▶ Exercise requirements
In the entries below, count every line containing "تعالى". Reply with the number alone.

▶ Supplied material
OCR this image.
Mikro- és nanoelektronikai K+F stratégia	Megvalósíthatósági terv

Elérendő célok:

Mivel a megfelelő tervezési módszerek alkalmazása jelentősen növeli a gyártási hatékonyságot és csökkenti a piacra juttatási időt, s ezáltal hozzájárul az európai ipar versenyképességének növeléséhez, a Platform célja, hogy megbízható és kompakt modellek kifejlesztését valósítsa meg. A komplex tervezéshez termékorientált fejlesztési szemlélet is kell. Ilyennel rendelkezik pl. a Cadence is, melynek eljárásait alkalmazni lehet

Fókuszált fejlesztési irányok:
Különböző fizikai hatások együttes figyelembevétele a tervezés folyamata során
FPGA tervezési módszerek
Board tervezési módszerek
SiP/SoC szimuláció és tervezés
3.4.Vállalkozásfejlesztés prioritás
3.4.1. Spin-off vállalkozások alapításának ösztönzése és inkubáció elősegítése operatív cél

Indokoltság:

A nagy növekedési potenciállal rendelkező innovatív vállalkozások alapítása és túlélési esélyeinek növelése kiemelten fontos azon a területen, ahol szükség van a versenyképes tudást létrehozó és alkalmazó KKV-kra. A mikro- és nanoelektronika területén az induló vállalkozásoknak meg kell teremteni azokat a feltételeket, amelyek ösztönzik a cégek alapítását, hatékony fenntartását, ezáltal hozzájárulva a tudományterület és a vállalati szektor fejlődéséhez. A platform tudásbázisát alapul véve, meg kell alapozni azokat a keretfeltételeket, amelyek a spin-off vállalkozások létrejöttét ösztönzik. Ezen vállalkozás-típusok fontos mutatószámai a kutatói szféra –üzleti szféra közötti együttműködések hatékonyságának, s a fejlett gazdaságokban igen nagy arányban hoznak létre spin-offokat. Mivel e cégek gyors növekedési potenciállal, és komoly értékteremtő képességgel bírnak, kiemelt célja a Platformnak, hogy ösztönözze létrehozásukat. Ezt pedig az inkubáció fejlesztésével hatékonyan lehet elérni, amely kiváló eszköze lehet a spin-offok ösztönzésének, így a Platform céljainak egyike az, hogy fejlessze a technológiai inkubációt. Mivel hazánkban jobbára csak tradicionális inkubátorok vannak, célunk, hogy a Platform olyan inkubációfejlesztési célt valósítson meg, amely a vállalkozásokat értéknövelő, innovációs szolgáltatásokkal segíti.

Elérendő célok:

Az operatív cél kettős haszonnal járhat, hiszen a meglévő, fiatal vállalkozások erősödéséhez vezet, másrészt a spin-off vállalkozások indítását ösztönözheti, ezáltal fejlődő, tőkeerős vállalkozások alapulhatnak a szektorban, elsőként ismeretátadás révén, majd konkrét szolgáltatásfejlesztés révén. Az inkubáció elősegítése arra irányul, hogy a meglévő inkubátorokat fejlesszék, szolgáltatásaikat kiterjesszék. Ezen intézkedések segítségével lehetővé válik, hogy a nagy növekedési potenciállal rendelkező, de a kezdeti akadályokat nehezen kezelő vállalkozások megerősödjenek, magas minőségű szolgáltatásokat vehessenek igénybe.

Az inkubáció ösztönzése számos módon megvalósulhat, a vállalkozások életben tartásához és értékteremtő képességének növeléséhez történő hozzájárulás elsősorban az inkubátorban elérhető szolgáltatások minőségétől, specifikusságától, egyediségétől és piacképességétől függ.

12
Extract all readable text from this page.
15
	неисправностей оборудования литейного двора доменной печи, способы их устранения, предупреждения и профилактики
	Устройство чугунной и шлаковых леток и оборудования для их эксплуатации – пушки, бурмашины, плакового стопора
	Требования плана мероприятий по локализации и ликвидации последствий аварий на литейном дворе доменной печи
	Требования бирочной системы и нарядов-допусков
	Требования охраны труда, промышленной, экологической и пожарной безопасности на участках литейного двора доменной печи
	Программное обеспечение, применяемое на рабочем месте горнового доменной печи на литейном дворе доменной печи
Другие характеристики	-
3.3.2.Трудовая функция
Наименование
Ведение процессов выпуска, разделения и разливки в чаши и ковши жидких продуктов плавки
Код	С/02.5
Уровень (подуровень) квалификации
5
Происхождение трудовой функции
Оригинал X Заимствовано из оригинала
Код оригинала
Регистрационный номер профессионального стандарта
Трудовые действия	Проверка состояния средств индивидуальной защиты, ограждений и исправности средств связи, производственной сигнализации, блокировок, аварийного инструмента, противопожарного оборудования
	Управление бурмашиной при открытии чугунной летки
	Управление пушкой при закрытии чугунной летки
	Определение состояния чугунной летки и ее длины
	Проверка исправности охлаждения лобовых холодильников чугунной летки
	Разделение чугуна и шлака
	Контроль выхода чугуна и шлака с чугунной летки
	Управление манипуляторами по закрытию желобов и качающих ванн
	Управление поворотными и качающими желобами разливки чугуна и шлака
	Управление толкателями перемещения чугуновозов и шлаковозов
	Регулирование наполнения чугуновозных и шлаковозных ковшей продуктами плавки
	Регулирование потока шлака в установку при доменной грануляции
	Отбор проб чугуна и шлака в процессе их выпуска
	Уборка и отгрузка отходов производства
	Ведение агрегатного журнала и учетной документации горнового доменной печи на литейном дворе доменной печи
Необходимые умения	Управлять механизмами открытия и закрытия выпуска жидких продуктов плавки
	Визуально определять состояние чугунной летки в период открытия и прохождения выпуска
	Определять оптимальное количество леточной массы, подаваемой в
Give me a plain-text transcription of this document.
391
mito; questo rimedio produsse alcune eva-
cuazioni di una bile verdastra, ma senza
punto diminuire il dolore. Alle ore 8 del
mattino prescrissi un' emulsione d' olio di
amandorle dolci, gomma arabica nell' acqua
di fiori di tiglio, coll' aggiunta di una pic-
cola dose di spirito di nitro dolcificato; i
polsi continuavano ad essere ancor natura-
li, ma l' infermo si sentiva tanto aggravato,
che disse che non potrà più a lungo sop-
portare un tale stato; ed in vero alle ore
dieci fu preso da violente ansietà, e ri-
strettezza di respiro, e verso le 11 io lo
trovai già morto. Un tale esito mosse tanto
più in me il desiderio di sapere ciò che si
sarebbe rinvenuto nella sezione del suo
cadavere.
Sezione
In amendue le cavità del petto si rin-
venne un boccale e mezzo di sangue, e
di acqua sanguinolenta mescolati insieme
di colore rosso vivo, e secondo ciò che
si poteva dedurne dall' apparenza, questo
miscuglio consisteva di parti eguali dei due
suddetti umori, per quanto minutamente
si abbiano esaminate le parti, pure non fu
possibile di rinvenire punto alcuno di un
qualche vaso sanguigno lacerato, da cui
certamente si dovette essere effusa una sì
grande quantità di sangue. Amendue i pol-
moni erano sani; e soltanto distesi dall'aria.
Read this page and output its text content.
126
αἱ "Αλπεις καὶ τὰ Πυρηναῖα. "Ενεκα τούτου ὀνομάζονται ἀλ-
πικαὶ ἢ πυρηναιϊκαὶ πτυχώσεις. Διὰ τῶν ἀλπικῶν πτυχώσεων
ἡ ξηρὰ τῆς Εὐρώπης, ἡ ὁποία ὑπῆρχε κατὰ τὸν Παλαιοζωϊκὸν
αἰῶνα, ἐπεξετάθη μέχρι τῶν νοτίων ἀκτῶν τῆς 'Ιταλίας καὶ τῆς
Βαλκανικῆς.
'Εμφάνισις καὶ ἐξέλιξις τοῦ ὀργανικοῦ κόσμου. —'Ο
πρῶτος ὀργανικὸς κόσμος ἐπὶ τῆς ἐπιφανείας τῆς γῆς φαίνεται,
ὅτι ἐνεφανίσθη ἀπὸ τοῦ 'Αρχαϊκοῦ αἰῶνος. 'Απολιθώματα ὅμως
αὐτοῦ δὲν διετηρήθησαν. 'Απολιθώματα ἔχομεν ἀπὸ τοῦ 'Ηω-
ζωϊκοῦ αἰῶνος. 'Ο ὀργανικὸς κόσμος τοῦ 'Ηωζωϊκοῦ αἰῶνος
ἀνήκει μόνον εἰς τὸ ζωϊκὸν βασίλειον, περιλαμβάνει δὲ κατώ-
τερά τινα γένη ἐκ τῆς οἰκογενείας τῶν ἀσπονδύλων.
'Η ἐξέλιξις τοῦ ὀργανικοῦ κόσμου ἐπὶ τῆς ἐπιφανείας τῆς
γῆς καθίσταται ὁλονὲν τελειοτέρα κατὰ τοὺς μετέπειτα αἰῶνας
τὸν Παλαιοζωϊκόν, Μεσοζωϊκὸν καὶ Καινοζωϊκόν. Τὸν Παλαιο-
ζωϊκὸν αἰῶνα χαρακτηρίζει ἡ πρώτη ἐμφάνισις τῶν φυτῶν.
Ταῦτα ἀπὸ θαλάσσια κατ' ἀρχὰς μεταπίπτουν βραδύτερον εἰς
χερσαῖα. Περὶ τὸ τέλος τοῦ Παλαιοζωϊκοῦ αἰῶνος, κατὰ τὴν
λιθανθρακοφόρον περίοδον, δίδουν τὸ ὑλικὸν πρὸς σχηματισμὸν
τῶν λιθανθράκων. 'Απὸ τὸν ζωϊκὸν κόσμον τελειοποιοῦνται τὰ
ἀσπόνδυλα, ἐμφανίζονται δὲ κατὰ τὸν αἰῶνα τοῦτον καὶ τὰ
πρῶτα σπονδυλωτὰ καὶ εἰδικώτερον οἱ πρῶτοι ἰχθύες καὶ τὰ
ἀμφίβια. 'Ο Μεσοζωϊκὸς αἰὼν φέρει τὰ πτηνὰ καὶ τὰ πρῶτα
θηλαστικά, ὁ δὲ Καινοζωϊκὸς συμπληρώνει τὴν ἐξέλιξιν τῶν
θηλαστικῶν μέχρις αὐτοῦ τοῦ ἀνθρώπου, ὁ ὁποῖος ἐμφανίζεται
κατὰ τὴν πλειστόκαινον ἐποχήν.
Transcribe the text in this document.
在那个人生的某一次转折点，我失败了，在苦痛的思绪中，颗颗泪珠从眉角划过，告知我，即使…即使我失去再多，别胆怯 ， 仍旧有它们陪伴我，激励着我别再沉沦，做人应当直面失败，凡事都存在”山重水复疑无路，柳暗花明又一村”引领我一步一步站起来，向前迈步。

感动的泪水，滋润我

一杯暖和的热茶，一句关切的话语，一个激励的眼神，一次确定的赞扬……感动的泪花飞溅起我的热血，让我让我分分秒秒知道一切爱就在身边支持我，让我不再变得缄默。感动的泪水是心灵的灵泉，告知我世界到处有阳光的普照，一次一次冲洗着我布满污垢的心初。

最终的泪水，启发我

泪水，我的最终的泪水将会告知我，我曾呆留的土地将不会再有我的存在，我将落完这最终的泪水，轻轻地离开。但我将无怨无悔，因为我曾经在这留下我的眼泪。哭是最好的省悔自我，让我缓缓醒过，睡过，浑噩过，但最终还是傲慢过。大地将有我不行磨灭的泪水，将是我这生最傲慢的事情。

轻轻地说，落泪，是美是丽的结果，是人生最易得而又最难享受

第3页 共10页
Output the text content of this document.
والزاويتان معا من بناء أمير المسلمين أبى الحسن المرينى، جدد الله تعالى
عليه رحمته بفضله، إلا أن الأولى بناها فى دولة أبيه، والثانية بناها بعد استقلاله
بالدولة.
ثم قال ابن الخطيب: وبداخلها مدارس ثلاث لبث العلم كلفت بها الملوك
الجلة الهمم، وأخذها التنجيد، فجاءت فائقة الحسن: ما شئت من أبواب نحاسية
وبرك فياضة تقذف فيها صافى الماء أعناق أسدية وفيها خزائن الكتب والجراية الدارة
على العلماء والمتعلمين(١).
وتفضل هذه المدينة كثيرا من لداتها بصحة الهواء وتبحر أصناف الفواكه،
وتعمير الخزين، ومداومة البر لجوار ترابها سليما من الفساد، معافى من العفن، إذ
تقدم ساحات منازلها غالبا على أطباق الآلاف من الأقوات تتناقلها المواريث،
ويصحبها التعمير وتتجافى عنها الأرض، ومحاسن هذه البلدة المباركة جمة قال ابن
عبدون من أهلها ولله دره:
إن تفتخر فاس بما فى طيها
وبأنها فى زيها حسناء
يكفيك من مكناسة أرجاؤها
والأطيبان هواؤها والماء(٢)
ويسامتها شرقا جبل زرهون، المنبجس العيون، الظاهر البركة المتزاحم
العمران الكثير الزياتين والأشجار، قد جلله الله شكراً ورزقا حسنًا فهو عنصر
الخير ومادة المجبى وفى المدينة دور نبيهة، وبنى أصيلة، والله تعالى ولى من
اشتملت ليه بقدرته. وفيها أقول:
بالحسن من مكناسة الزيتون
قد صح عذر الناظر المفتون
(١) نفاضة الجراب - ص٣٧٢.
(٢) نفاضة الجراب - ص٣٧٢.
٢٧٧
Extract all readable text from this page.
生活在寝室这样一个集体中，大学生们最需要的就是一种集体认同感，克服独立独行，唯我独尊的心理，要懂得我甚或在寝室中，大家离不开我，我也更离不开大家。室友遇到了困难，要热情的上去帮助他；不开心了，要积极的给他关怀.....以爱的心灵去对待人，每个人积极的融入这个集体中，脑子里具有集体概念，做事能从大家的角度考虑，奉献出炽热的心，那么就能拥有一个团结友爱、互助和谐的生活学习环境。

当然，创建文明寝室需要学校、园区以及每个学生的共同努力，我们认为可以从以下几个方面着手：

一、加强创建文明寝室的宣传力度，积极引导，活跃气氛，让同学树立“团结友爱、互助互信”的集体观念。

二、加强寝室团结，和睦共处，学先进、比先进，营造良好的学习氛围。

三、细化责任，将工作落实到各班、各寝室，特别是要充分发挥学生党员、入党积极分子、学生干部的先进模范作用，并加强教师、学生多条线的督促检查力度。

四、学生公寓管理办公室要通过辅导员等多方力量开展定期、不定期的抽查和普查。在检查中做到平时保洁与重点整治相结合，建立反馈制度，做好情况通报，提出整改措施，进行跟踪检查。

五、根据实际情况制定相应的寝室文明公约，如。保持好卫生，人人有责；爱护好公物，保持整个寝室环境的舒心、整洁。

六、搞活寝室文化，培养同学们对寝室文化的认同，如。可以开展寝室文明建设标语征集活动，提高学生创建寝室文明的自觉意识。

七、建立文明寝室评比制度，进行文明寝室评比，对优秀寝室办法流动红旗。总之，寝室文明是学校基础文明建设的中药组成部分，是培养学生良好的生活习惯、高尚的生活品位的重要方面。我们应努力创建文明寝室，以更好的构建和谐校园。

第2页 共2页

▶ Exercise solution
2